(Records shown)

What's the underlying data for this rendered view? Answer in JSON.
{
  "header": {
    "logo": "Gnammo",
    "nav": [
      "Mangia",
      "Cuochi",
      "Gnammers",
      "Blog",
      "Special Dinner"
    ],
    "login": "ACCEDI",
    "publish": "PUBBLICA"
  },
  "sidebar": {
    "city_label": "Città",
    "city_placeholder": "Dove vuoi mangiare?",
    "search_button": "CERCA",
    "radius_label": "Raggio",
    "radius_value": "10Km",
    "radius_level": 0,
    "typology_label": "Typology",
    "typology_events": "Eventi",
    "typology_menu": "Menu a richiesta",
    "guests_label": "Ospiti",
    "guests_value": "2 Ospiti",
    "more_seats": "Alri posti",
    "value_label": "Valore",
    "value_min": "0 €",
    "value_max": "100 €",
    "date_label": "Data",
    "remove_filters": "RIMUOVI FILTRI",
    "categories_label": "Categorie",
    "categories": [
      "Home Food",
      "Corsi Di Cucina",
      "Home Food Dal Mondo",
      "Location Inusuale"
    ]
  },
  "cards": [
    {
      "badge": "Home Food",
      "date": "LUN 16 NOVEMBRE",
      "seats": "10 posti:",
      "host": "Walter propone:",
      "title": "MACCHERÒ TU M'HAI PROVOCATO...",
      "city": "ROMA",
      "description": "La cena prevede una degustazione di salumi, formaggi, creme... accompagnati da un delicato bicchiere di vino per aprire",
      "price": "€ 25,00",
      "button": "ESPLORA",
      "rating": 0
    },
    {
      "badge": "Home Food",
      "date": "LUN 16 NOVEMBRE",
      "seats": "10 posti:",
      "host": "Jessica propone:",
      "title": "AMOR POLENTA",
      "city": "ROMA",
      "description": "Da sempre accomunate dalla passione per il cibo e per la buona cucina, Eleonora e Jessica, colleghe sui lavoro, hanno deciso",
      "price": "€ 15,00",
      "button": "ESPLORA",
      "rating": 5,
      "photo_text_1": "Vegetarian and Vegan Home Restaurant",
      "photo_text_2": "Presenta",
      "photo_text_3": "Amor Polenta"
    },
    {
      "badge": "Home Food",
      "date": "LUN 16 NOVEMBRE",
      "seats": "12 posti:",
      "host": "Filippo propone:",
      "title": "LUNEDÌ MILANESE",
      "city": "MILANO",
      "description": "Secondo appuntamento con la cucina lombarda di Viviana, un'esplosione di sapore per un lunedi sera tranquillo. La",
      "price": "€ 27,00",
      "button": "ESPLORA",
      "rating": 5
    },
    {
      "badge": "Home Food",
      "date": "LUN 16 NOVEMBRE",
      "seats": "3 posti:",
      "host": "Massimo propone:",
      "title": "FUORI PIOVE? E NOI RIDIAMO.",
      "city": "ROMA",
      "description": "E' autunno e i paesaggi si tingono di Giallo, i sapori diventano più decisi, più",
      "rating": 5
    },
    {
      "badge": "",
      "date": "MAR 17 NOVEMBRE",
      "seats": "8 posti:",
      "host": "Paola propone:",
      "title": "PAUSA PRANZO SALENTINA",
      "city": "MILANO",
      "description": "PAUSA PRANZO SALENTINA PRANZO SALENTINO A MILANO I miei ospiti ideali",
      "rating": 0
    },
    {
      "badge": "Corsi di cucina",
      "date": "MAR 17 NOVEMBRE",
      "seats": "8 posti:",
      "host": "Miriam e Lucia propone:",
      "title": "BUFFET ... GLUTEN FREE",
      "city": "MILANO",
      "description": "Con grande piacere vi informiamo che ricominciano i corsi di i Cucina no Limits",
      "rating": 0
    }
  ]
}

(What to do)
Restate the data above word for word.

(The output)
What's the underlying data for this rendered view? Answer in JSON.
{
  "header": {
    "logo": "Gnammo",
    "nav": [
      "Mangia",
      "Cuochi",
      "Gnammers",
      "Blog",
      "Special Dinner"
    ],
    "login": "ACCEDI",
    "publish": "PUBBLICA"
  },
  "sidebar": {
    "city_label": "Città",
    "city_placeholder": "Dove vuoi mangiare?",
    "search_button": "CERCA",
    "radius_label": "Raggio",
    "radius_value": "10Km",
    "radius_level": 0,
    "typology_label": "Typology",
    "typology_events": "Eventi",
    "typology_menu": "Menu a richiesta",
    "guests_label": "Ospiti",
    "guests_value": "2 Ospiti",
    "more_seats": "Alri posti",
    "value_label": "Valore",
    "value_min": "0 €",
    "value_max": "100 €",
    "date_label": "Data",
    "remove_filters": "RIMUOVI FILTRI",
    "categories_label": "Categorie",
    "categories": [
      "Home Food",
      "Corsi Di Cucina",
      "Home Food Dal Mondo",
      "Location Inusuale"
    ]
  },
  "cards": [
    {
      "badge": "Home Food",
      "date": "LUN 16 NOVEMBRE",
      "seats": "10 posti:",
      "host": "Walter propone:",
      "title": "MACCHERÒ TU M'HAI PROVOCATO...",
      "city": "ROMA",
      "description": "La cena prevede una degustazione di salumi, formaggi, creme... accompagnati da un delicato bicchiere di vino per aprire",
      "price": "€ 25,00",
      "button": "ESPLORA",
      "rating": 0
    },
    {
      "badge": "Home Food",
      "date": "LUN 16 NOVEMBRE",
      "seats": "10 posti:",
      "host": "Jessica propone:",
      "title": "AMOR POLENTA",
      "city": "ROMA",
      "description": "Da sempre accomunate dalla passione per il cibo e per la buona cucina, Eleonora e Jessica, colleghe sui lavoro, hanno deciso",
      "price": "€ 15,00",
      "button": "ESPLORA",
      "rating": 5,
      "photo_text_1": "Vegetarian and Vegan Home Restaurant",
      "photo_text_2": "Presenta",
      "photo_text_3": "Amor Polenta"
    },
    {
      "badge": "Home Food",
      "date": "LUN 16 NOVEMBRE",
      "seats": "12 posti:",
      "host": "Filippo propone:",
      "title": "LUNEDÌ MILANESE",
      "city": "MILANO",
      "description": "Secondo appuntamento con la cucina lombarda di Viviana, un'esplosione di sapore per un lunedi sera tranquillo. La",
      "price": "€ 27,00",
      "button": "ESPLORA",
      "rating": 5
    },
    {
      "badge": "Home Food",
      "date": "LUN 16 NOVEMBRE",
      "seats": "3 posti:",
      "host": "Massimo propone:",
      "title": "FUORI PIOVE? E NOI RIDIAMO.",
      "city": "ROMA",
      "description": "E' autunno e i paesaggi si tingono di Giallo, i sapori diventano più decisi, più",
      "rating": 5
    },
    {
      "badge": "",
      "date": "MAR 17 NOVEMBRE",
      "seats": "8 posti:",
      "host": "Paola propone:",
      "title": "PAUSA PRANZO SALENTINA",
      "city": "MILANO",
      "description": "PAUSA PRANZO SALENTINA PRANZO SALENTINO A MILANO I miei ospiti ideali",
      "rating": 0
    },
    {
      "badge": "Corsi di cucina",
      "date": "MAR 17 NOVEMBRE",
      "seats": "8 posti:",
      "host": "Miriam e Lucia propone:",
      "title": "BUFFET ... GLUTEN FREE",
      "city": "MILANO",
      "description": "Con grande piacere vi informiamo che ricominciano i corsi di i Cucina no Limits",
      "rating": 0
    }
  ]
}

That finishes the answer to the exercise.